━━ Record set

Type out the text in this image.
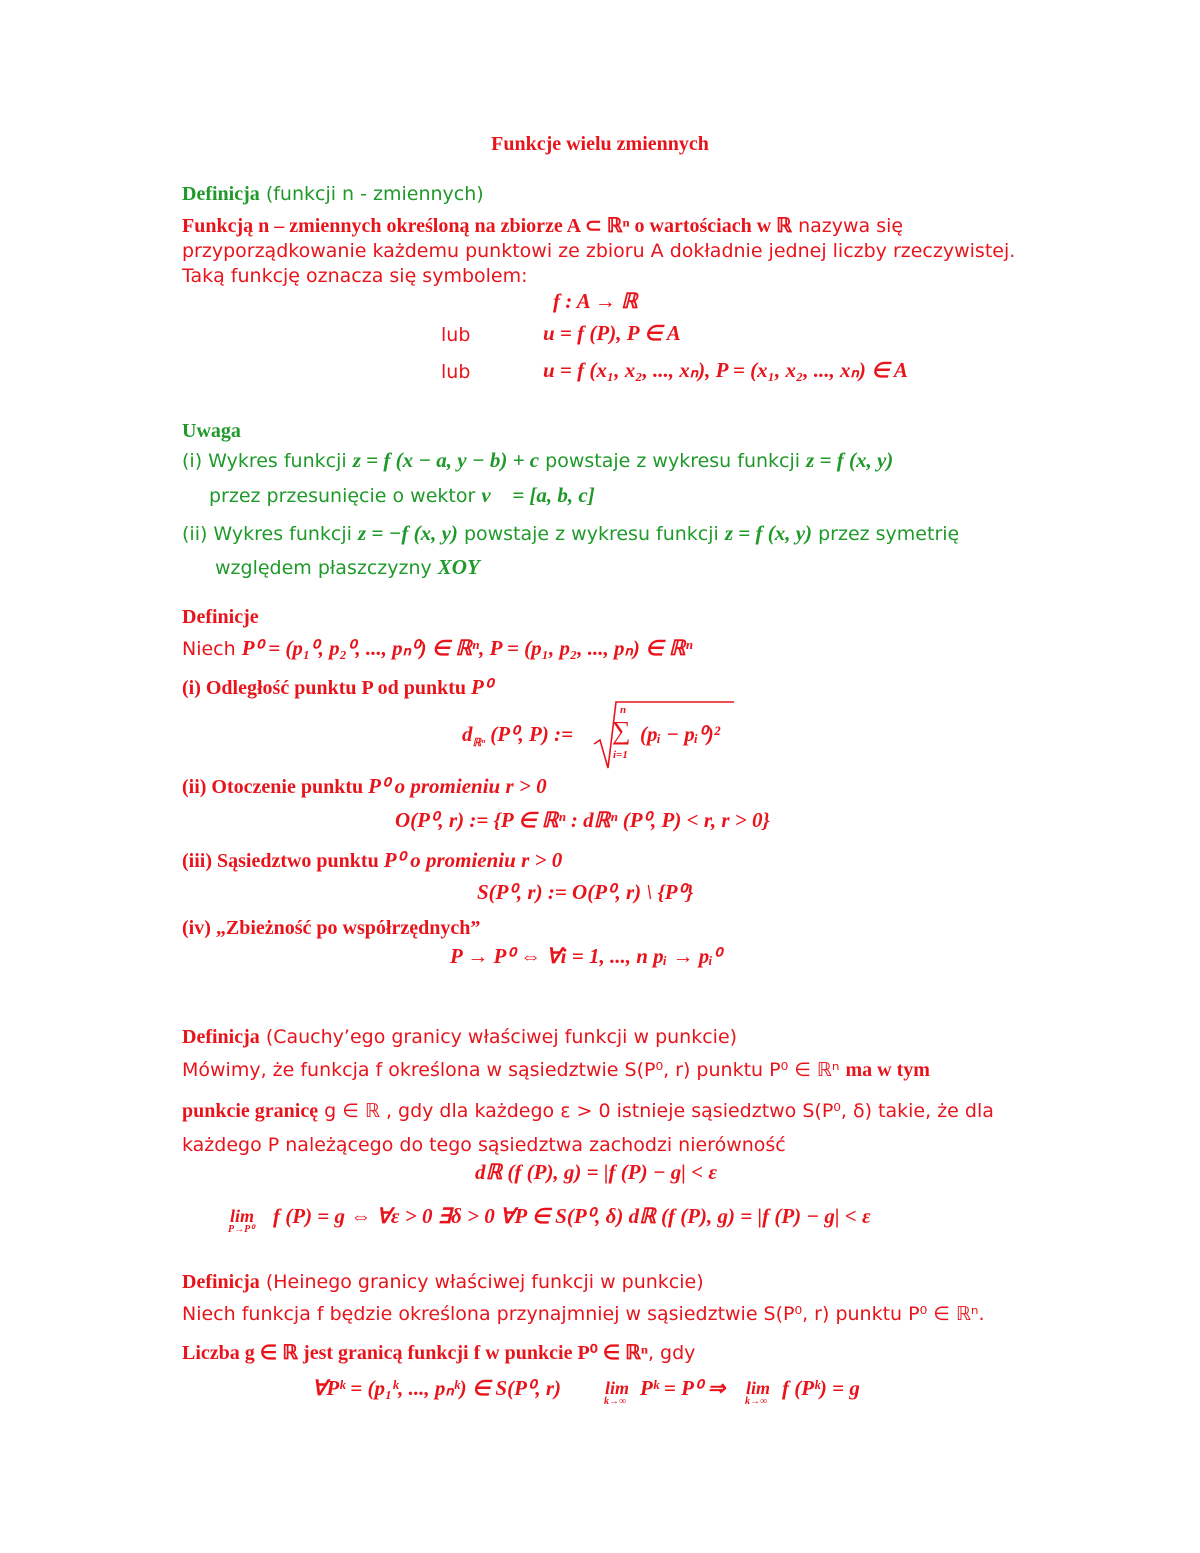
Funkcje wielu zmiennych
Definicja (funkcji n - zmiennych)
Funkcją n – zmiennych określoną na zbiorze A ⊂ ℝⁿ o wartościach w ℝ nazywa się
przyporządkowanie każdemu punktowi ze zbioru A dokładnie jednej liczby rzeczywistej.
Taką funkcję oznacza się symbolem:
f : A → ℝ
lub	u = f (P), P ∈ A
lub	u = f (x₁, x₂, ..., xₙ), P = (x₁, x₂, ..., xₙ) ∈ A
Uwaga
(i) Wykres funkcji z = f (x − a, y − b) + c powstaje z wykresu funkcji z = f (x, y)
przez przesunięcie o wektor v⃗ = [a, b, c]
(ii) Wykres funkcji z = −f (x, y) powstaje z wykresu funkcji z = f (x, y) przez symetrię
względem płaszczyzny XOY
Definicje
Niech P⁰ = (p₁⁰, p₂⁰, ..., pₙ⁰) ∈ ℝⁿ, P = (p₁, p₂, ..., pₙ) ∈ ℝⁿ
(i) Odległość punktu P od punktu P⁰
$d_{ℝ^n}$ (P⁰, P) :=
n
∑
i=1
(pᵢ − pᵢ⁰)²
(ii) Otoczenie punktu P⁰ o promieniu r > 0
O(P⁰, r) := {P ∈ ℝⁿ : dℝⁿ (P⁰, P) < r, r > 0}
(iii) Sąsiedztwo punktu P⁰ o promieniu r > 0
S(P⁰, r) := O(P⁰, r) \ {P⁰}
(iv) „Zbieżność po współrzędnych”
P → P⁰ ⇔ ∀i = 1, ..., n pᵢ → pᵢ⁰
Definicja (Cauchy’ego granicy właściwej funkcji w punkcie)
Mówimy, że funkcja f określona w sąsiedztwie S(P⁰, r) punktu P⁰ ∈ ℝⁿ ma w tym
punkcie granicę g ∈ ℝ , gdy dla każdego ε > 0 istnieje sąsiedztwo S(P⁰, δ) takie, że dla
każdego P należącego do tego sąsiedztwa zachodzi nierówność
dℝ (f (P), g) = |f (P) − g| < ε
lim
P→P⁰
f (P) = g ⇔ ∀ε > 0 ∃δ > 0 ∀P ∈ S(P⁰, δ) dℝ (f (P), g) = |f (P) − g| < ε
Definicja (Heinego granicy właściwej funkcji w punkcie)
Niech funkcja f będzie określona przynajmniej w sąsiedztwie S(P⁰, r) punktu P⁰ ∈ ℝⁿ.
Liczba g ∈ ℝ jest granicą funkcji f w punkcie P⁰ ∈ ℝⁿ, gdy
∀Pᵏ = (p₁ᵏ, ..., pₙᵏ) ∈ S(P⁰, r) lim
k→∞
Pᵏ = P⁰ ⇒ lim
k→∞
f (Pᵏ) = g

━━━━

### [Given exercise]
Quote all the lines above exactly as given. Do not include the pictures.

### [Exercise result]
Type out the text in this image.
Funkcje wielu zmiennych
Definicja (funkcji n - zmiennych)
Funkcją n – zmiennych określoną na zbiorze A ⊂ ℝⁿ o wartościach w ℝ nazywa się
przyporządkowanie każdemu punktowi ze zbioru A dokładnie jednej liczby rzeczywistej.
Taką funkcję oznacza się symbolem:
f : A → ℝ
lub	u = f (P), P ∈ A
lub	u = f (x₁, x₂, ..., xₙ), P = (x₁, x₂, ..., xₙ) ∈ A
Uwaga
(i) Wykres funkcji z = f (x − a, y − b) + c powstaje z wykresu funkcji z = f (x, y)
przez przesunięcie o wektor v⃗ = [a, b, c]
(ii) Wykres funkcji z = −f (x, y) powstaje z wykresu funkcji z = f (x, y) przez symetrię
względem płaszczyzny XOY
Definicje
Niech P⁰ = (p₁⁰, p₂⁰, ..., pₙ⁰) ∈ ℝⁿ, P = (p₁, p₂, ..., pₙ) ∈ ℝⁿ
(i) Odległość punktu P od punktu P⁰
$d_{ℝ^n}$ (P⁰, P) :=
n
∑
i=1
(pᵢ − pᵢ⁰)²
(ii) Otoczenie punktu P⁰ o promieniu r > 0
O(P⁰, r) := {P ∈ ℝⁿ : dℝⁿ (P⁰, P) < r, r > 0}
(iii) Sąsiedztwo punktu P⁰ o promieniu r > 0
S(P⁰, r) := O(P⁰, r) \ {P⁰}
(iv) „Zbieżność po współrzędnych”
P → P⁰ ⇔ ∀i = 1, ..., n pᵢ → pᵢ⁰
Definicja (Cauchy’ego granicy właściwej funkcji w punkcie)
Mówimy, że funkcja f określona w sąsiedztwie S(P⁰, r) punktu P⁰ ∈ ℝⁿ ma w tym
punkcie granicę g ∈ ℝ , gdy dla każdego ε > 0 istnieje sąsiedztwo S(P⁰, δ) takie, że dla
każdego P należącego do tego sąsiedztwa zachodzi nierówność
dℝ (f (P), g) = |f (P) − g| < ε
lim
P→P⁰
f (P) = g ⇔ ∀ε > 0 ∃δ > 0 ∀P ∈ S(P⁰, δ) dℝ (f (P), g) = |f (P) − g| < ε
Definicja (Heinego granicy właściwej funkcji w punkcie)
Niech funkcja f będzie określona przynajmniej w sąsiedztwie S(P⁰, r) punktu P⁰ ∈ ℝⁿ.
Liczba g ∈ ℝ jest granicą funkcji f w punkcie P⁰ ∈ ℝⁿ, gdy
∀Pᵏ = (p₁ᵏ, ..., pₙᵏ) ∈ S(P⁰, r) lim
k→∞
Pᵏ = P⁰ ⇒ lim
k→∞
f (Pᵏ) = g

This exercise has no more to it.